--- Instruction ---
All entries are to be given again verbatim.

--- Records for the exercise ---

====

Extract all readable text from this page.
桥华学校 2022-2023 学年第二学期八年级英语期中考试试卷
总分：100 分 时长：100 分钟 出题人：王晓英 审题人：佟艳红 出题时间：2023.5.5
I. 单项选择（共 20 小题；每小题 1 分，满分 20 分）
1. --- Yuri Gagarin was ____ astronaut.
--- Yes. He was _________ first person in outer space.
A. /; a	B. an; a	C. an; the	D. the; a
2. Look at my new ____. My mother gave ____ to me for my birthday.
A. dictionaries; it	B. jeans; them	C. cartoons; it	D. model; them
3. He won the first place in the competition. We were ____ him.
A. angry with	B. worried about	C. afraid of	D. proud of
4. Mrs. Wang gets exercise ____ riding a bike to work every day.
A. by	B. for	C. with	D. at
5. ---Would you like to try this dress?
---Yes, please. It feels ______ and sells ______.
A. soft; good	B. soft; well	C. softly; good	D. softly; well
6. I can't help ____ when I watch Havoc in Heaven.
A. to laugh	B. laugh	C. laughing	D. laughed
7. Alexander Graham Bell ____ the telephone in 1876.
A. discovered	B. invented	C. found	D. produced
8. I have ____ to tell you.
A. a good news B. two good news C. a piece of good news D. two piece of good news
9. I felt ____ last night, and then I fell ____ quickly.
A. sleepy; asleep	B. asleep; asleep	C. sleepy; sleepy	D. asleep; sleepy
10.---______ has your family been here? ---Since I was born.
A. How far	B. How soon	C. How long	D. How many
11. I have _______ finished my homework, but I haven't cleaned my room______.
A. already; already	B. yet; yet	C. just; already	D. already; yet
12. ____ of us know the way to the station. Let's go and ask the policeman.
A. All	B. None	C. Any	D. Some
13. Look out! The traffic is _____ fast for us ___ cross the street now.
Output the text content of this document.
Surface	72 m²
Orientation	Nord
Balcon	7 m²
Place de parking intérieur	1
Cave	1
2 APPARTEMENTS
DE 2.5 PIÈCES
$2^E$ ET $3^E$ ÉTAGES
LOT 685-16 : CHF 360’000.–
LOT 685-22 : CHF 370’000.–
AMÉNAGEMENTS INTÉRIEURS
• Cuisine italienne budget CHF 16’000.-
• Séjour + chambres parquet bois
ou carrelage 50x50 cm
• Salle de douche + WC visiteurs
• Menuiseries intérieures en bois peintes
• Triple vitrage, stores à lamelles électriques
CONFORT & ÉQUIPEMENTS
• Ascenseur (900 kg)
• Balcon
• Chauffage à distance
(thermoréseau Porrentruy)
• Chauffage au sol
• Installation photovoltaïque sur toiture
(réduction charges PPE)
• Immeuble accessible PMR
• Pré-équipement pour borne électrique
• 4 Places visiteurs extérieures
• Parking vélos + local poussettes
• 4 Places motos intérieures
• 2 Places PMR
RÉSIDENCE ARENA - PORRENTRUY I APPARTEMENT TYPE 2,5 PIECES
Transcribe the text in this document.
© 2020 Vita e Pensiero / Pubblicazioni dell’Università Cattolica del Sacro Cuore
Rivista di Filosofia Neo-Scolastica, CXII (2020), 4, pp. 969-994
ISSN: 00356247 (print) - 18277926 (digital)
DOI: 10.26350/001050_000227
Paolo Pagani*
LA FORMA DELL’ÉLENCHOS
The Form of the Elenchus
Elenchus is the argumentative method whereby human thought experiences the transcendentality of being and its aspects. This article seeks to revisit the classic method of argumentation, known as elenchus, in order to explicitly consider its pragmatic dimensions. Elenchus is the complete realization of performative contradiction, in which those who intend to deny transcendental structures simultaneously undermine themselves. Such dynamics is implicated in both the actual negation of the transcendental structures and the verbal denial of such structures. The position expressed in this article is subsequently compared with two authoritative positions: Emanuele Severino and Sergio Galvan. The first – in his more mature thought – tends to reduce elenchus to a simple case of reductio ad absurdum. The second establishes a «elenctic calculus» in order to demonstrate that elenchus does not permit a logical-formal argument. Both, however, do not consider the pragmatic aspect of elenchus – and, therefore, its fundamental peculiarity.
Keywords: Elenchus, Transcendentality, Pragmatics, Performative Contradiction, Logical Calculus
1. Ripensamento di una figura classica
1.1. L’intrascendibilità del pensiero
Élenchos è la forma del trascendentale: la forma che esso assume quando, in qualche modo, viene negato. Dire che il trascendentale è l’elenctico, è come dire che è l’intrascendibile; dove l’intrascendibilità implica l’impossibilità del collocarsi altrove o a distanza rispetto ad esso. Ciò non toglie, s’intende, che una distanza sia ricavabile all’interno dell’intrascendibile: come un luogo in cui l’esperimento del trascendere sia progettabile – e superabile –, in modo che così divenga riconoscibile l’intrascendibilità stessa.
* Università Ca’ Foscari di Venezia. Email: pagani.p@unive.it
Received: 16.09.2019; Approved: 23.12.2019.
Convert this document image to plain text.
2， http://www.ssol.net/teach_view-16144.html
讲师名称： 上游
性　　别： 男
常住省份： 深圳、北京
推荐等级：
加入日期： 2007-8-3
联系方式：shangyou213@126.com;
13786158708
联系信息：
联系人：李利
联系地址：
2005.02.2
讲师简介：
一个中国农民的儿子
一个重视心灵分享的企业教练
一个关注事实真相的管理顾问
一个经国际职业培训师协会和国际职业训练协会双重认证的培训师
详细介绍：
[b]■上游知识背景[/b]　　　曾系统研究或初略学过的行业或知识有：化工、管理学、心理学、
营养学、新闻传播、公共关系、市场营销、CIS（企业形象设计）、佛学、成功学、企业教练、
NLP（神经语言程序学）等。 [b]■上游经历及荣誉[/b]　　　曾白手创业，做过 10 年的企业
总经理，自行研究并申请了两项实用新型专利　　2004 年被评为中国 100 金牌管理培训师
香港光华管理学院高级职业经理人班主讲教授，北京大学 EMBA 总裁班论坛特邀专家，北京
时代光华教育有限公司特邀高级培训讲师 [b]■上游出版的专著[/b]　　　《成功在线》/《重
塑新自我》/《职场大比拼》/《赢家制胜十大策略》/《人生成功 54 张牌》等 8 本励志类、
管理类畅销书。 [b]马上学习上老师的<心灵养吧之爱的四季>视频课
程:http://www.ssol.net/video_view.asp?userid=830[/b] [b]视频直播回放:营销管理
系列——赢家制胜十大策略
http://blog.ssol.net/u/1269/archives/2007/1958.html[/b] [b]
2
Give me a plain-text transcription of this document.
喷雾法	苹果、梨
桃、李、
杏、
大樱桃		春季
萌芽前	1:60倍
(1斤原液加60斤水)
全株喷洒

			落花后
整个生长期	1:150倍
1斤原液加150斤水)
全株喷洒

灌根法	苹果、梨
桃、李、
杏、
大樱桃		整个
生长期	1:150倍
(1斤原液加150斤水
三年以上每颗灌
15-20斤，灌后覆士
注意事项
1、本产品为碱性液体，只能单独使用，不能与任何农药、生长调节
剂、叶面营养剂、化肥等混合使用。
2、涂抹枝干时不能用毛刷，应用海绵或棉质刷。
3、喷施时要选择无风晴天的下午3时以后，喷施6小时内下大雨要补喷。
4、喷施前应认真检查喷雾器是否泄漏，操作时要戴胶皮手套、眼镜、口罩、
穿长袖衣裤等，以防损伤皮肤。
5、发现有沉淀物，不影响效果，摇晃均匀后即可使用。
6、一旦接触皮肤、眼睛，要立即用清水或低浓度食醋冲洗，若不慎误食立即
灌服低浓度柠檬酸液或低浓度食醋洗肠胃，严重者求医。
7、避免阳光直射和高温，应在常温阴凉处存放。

====

--- Answer for this exercise ---
Extract all readable text from this page.
桥华学校 2022-2023 学年第二学期八年级英语期中考试试卷
总分：100 分 时长：100 分钟 出题人：王晓英 审题人：佟艳红 出题时间：2023.5.5
I. 单项选择（共 20 小题；每小题 1 分，满分 20 分）
1. --- Yuri Gagarin was ____ astronaut.
--- Yes. He was _________ first person in outer space.
A. /; a	B. an; a	C. an; the	D. the; a
2. Look at my new ____. My mother gave ____ to me for my birthday.
A. dictionaries; it	B. jeans; them	C. cartoons; it	D. model; them
3. He won the first place in the competition. We were ____ him.
A. angry with	B. worried about	C. afraid of	D. proud of
4. Mrs. Wang gets exercise ____ riding a bike to work every day.
A. by	B. for	C. with	D. at
5. ---Would you like to try this dress?
---Yes, please. It feels ______ and sells ______.
A. soft; good	B. soft; well	C. softly; good	D. softly; well
6. I can't help ____ when I watch Havoc in Heaven.
A. to laugh	B. laugh	C. laughing	D. laughed
7. Alexander Graham Bell ____ the telephone in 1876.
A. discovered	B. invented	C. found	D. produced
8. I have ____ to tell you.
A. a good news B. two good news C. a piece of good news D. two piece of good news
9. I felt ____ last night, and then I fell ____ quickly.
A. sleepy; asleep	B. asleep; asleep	C. sleepy; sleepy	D. asleep; sleepy
10.---______ has your family been here? ---Since I was born.
A. How far	B. How soon	C. How long	D. How many
11. I have _______ finished my homework, but I haven't cleaned my room______.
A. already; already	B. yet; yet	C. just; already	D. already; yet
12. ____ of us know the way to the station. Let's go and ask the policeman.
A. All	B. None	C. Any	D. Some
13. Look out! The traffic is _____ fast for us ___ cross the street now.
Output the text content of this document.
Surface	72 m²
Orientation	Nord
Balcon	7 m²
Place de parking intérieur	1
Cave	1
2 APPARTEMENTS
DE 2.5 PIÈCES
$2^E$ ET $3^E$ ÉTAGES
LOT 685-16 : CHF 360’000.–
LOT 685-22 : CHF 370’000.–
AMÉNAGEMENTS INTÉRIEURS
• Cuisine italienne budget CHF 16’000.-
• Séjour + chambres parquet bois
ou carrelage 50x50 cm
• Salle de douche + WC visiteurs
• Menuiseries intérieures en bois peintes
• Triple vitrage, stores à lamelles électriques
CONFORT & ÉQUIPEMENTS
• Ascenseur (900 kg)
• Balcon
• Chauffage à distance
(thermoréseau Porrentruy)
• Chauffage au sol
• Installation photovoltaïque sur toiture
(réduction charges PPE)
• Immeuble accessible PMR
• Pré-équipement pour borne électrique
• 4 Places visiteurs extérieures
• Parking vélos + local poussettes
• 4 Places motos intérieures
• 2 Places PMR
RÉSIDENCE ARENA - PORRENTRUY I APPARTEMENT TYPE 2,5 PIECES
Transcribe the text in this document.
© 2020 Vita e Pensiero / Pubblicazioni dell’Università Cattolica del Sacro Cuore
Rivista di Filosofia Neo-Scolastica, CXII (2020), 4, pp. 969-994
ISSN: 00356247 (print) - 18277926 (digital)
DOI: 10.26350/001050_000227
Paolo Pagani*
LA FORMA DELL’ÉLENCHOS
The Form of the Elenchus
Elenchus is the argumentative method whereby human thought experiences the transcendentality of being and its aspects. This article seeks to revisit the classic method of argumentation, known as elenchus, in order to explicitly consider its pragmatic dimensions. Elenchus is the complete realization of performative contradiction, in which those who intend to deny transcendental structures simultaneously undermine themselves. Such dynamics is implicated in both the actual negation of the transcendental structures and the verbal denial of such structures. The position expressed in this article is subsequently compared with two authoritative positions: Emanuele Severino and Sergio Galvan. The first – in his more mature thought – tends to reduce elenchus to a simple case of reductio ad absurdum. The second establishes a «elenctic calculus» in order to demonstrate that elenchus does not permit a logical-formal argument. Both, however, do not consider the pragmatic aspect of elenchus – and, therefore, its fundamental peculiarity.
Keywords: Elenchus, Transcendentality, Pragmatics, Performative Contradiction, Logical Calculus
1. Ripensamento di una figura classica
1.1. L’intrascendibilità del pensiero
Élenchos è la forma del trascendentale: la forma che esso assume quando, in qualche modo, viene negato. Dire che il trascendentale è l’elenctico, è come dire che è l’intrascendibile; dove l’intrascendibilità implica l’impossibilità del collocarsi altrove o a distanza rispetto ad esso. Ciò non toglie, s’intende, che una distanza sia ricavabile all’interno dell’intrascendibile: come un luogo in cui l’esperimento del trascendere sia progettabile – e superabile –, in modo che così divenga riconoscibile l’intrascendibilità stessa.
* Università Ca’ Foscari di Venezia. Email: pagani.p@unive.it
Received: 16.09.2019; Approved: 23.12.2019.
Convert this document image to plain text.
2， http://www.ssol.net/teach_view-16144.html
讲师名称： 上游
性　　别： 男
常住省份： 深圳、北京
推荐等级：
加入日期： 2007-8-3
联系方式：shangyou213@126.com;
13786158708
联系信息：
联系人：李利
联系地址：
2005.02.2
讲师简介：
一个中国农民的儿子
一个重视心灵分享的企业教练
一个关注事实真相的管理顾问
一个经国际职业培训师协会和国际职业训练协会双重认证的培训师
详细介绍：
[b]■上游知识背景[/b]　　　曾系统研究或初略学过的行业或知识有：化工、管理学、心理学、
营养学、新闻传播、公共关系、市场营销、CIS（企业形象设计）、佛学、成功学、企业教练、
NLP（神经语言程序学）等。 [b]■上游经历及荣誉[/b]　　　曾白手创业，做过 10 年的企业
总经理，自行研究并申请了两项实用新型专利　　2004 年被评为中国 100 金牌管理培训师
香港光华管理学院高级职业经理人班主讲教授，北京大学 EMBA 总裁班论坛特邀专家，北京
时代光华教育有限公司特邀高级培训讲师 [b]■上游出版的专著[/b]　　　《成功在线》/《重
塑新自我》/《职场大比拼》/《赢家制胜十大策略》/《人生成功 54 张牌》等 8 本励志类、
管理类畅销书。 [b]马上学习上老师的<心灵养吧之爱的四季>视频课
程:http://www.ssol.net/video_view.asp?userid=830[/b] [b]视频直播回放:营销管理
系列——赢家制胜十大策略
http://blog.ssol.net/u/1269/archives/2007/1958.html[/b] [b]
2
Give me a plain-text transcription of this document.
喷雾法	苹果、梨
桃、李、
杏、
大樱桃		春季
萌芽前	1:60倍
(1斤原液加60斤水)
全株喷洒

			落花后
整个生长期	1:150倍
1斤原液加150斤水)
全株喷洒

灌根法	苹果、梨
桃、李、
杏、
大樱桃		整个
生长期	1:150倍
(1斤原液加150斤水
三年以上每颗灌
15-20斤，灌后覆士
注意事项
1、本产品为碱性液体，只能单独使用，不能与任何农药、生长调节
剂、叶面营养剂、化肥等混合使用。
2、涂抹枝干时不能用毛刷，应用海绵或棉质刷。
3、喷施时要选择无风晴天的下午3时以后，喷施6小时内下大雨要补喷。
4、喷施前应认真检查喷雾器是否泄漏，操作时要戴胶皮手套、眼镜、口罩、
穿长袖衣裤等，以防损伤皮肤。
5、发现有沉淀物，不影响效果，摇晃均匀后即可使用。
6、一旦接触皮肤、眼睛，要立即用清水或低浓度食醋冲洗，若不慎误食立即
灌服低浓度柠檬酸液或低浓度食醋洗肠胃，严重者求医。
7、避免阳光直射和高温，应在常温阴凉处存放。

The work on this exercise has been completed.